* Your goal
Without the pictures, set down the records below word for word.

* Material to process
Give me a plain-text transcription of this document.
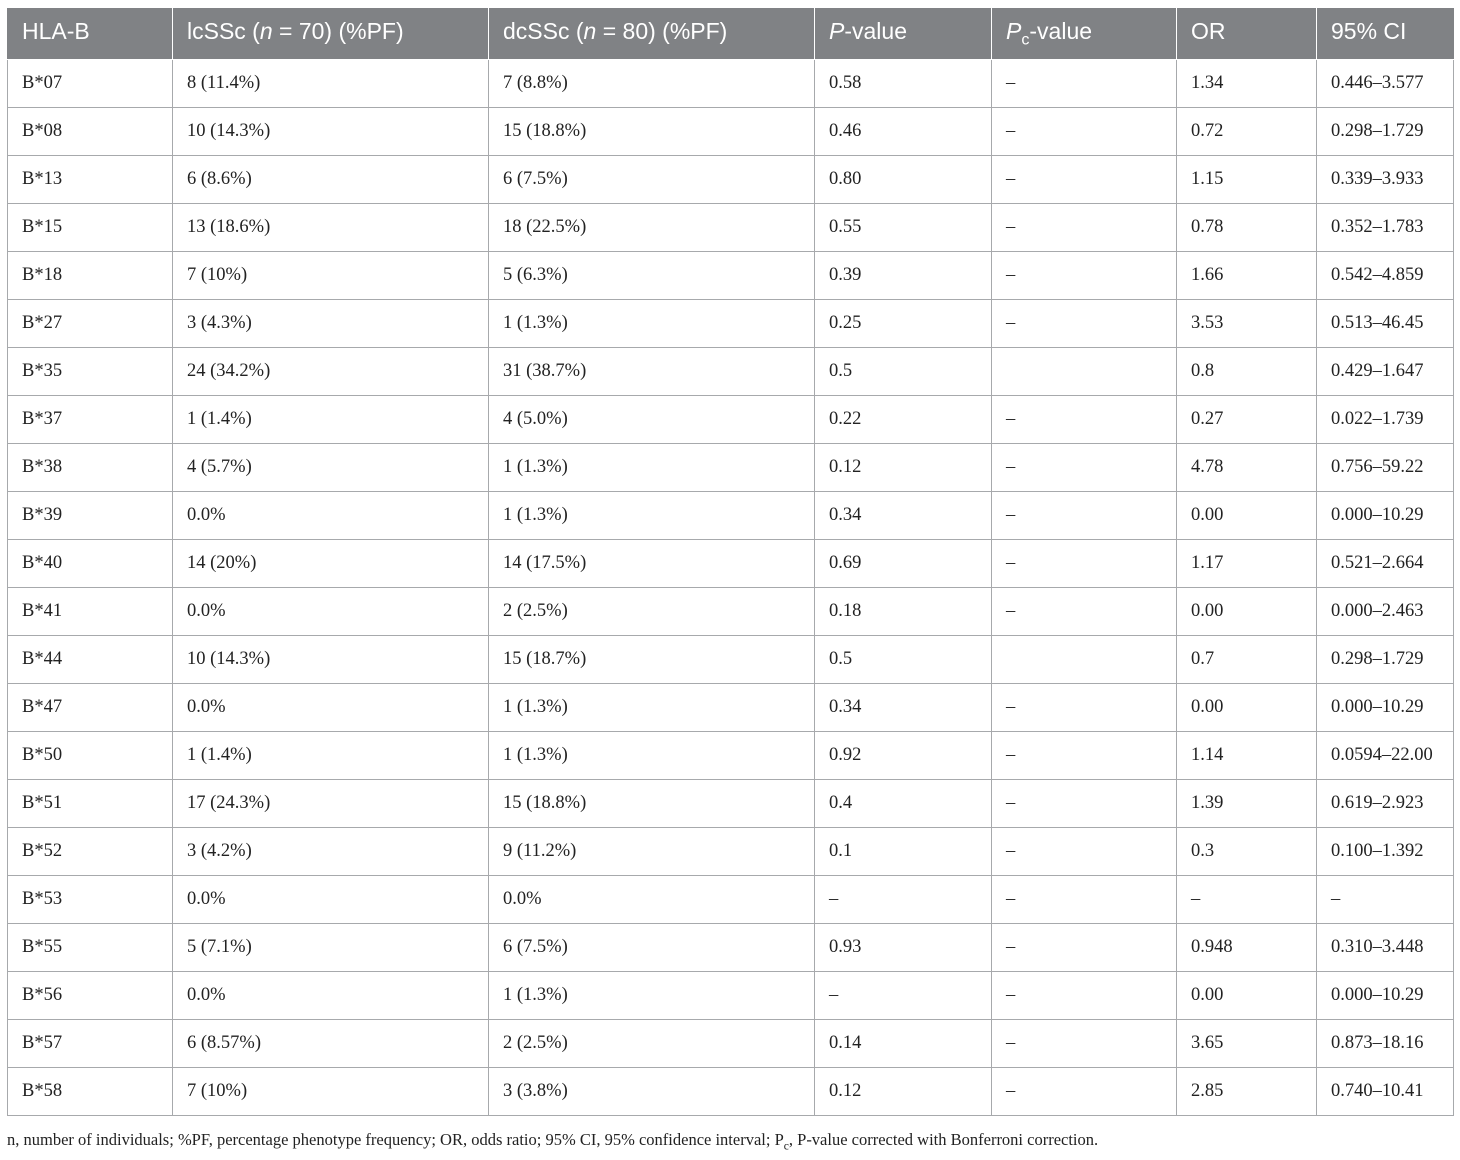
HLA-B	lcSSc (n = 70) (%PF)	dcSSc (n = 80) (%PF)	P-value	$P_c$-value	OR	95% CI
B*07	8 (11.4%)	7 (8.8%)	0.58	–	1.34	0.446–3.577
B*08	10 (14.3%)	15 (18.8%)	0.46	–	0.72	0.298–1.729
B*13	6 (8.6%)	6 (7.5%)	0.80	–	1.15	0.339–3.933
B*15	13 (18.6%)	18 (22.5%)	0.55	–	0.78	0.352–1.783
B*18	7 (10%)	5 (6.3%)	0.39	–	1.66	0.542–4.859
B*27	3 (4.3%)	1 (1.3%)	0.25	–	3.53	0.513–46.45
B*35	24 (34.2%)	31 (38.7%)	0.5		0.8	0.429–1.647
B*37	1 (1.4%)	4 (5.0%)	0.22	–	0.27	0.022–1.739
B*38	4 (5.7%)	1 (1.3%)	0.12	–	4.78	0.756–59.22
B*39	0.0%	1 (1.3%)	0.34	–	0.00	0.000–10.29
B*40	14 (20%)	14 (17.5%)	0.69	–	1.17	0.521–2.664
B*41	0.0%	2 (2.5%)	0.18	–	0.00	0.000–2.463
B*44	10 (14.3%)	15 (18.7%)	0.5		0.7	0.298–1.729
B*47	0.0%	1 (1.3%)	0.34	–	0.00	0.000–10.29
B*50	1 (1.4%)	1 (1.3%)	0.92	–	1.14	0.0594–22.00
B*51	17 (24.3%)	15 (18.8%)	0.4	–	1.39	0.619–2.923
B*52	3 (4.2%)	9 (11.2%)	0.1	–	0.3	0.100–1.392
B*53	0.0%	0.0%	–	–	–	–
B*55	5 (7.1%)	6 (7.5%)	0.93	–	0.948	0.310–3.448
B*56	0.0%	1 (1.3%)	–	–	0.00	0.000–10.29
B*57	6 (8.57%)	2 (2.5%)	0.14	–	3.65	0.873–18.16
B*58	7 (10%)	3 (3.8%)	0.12	–	2.85	0.740–10.41
n, number of individuals; %PF, percentage phenotype frequency; OR, odds ratio; 95% CI, 95% confidence interval; $P_c$, P-value corrected with Bonferroni correction.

* Output
Give me a plain-text transcription of this document.
HLA-B	lcSSc (n = 70) (%PF)	dcSSc (n = 80) (%PF)	P-value	$P_c$-value	OR	95% CI
B*07	8 (11.4%)	7 (8.8%)	0.58	–	1.34	0.446–3.577
B*08	10 (14.3%)	15 (18.8%)	0.46	–	0.72	0.298–1.729
B*13	6 (8.6%)	6 (7.5%)	0.80	–	1.15	0.339–3.933
B*15	13 (18.6%)	18 (22.5%)	0.55	–	0.78	0.352–1.783
B*18	7 (10%)	5 (6.3%)	0.39	–	1.66	0.542–4.859
B*27	3 (4.3%)	1 (1.3%)	0.25	–	3.53	0.513–46.45
B*35	24 (34.2%)	31 (38.7%)	0.5		0.8	0.429–1.647
B*37	1 (1.4%)	4 (5.0%)	0.22	–	0.27	0.022–1.739
B*38	4 (5.7%)	1 (1.3%)	0.12	–	4.78	0.756–59.22
B*39	0.0%	1 (1.3%)	0.34	–	0.00	0.000–10.29
B*40	14 (20%)	14 (17.5%)	0.69	–	1.17	0.521–2.664
B*41	0.0%	2 (2.5%)	0.18	–	0.00	0.000–2.463
B*44	10 (14.3%)	15 (18.7%)	0.5		0.7	0.298–1.729
B*47	0.0%	1 (1.3%)	0.34	–	0.00	0.000–10.29
B*50	1 (1.4%)	1 (1.3%)	0.92	–	1.14	0.0594–22.00
B*51	17 (24.3%)	15 (18.8%)	0.4	–	1.39	0.619–2.923
B*52	3 (4.2%)	9 (11.2%)	0.1	–	0.3	0.100–1.392
B*53	0.0%	0.0%	–	–	–	–
B*55	5 (7.1%)	6 (7.5%)	0.93	–	0.948	0.310–3.448
B*56	0.0%	1 (1.3%)	–	–	0.00	0.000–10.29
B*57	6 (8.57%)	2 (2.5%)	0.14	–	3.65	0.873–18.16
B*58	7 (10%)	3 (3.8%)	0.12	–	2.85	0.740–10.41
n, number of individuals; %PF, percentage phenotype frequency; OR, odds ratio; 95% CI, 95% confidence interval; $P_c$, P-value corrected with Bonferroni correction.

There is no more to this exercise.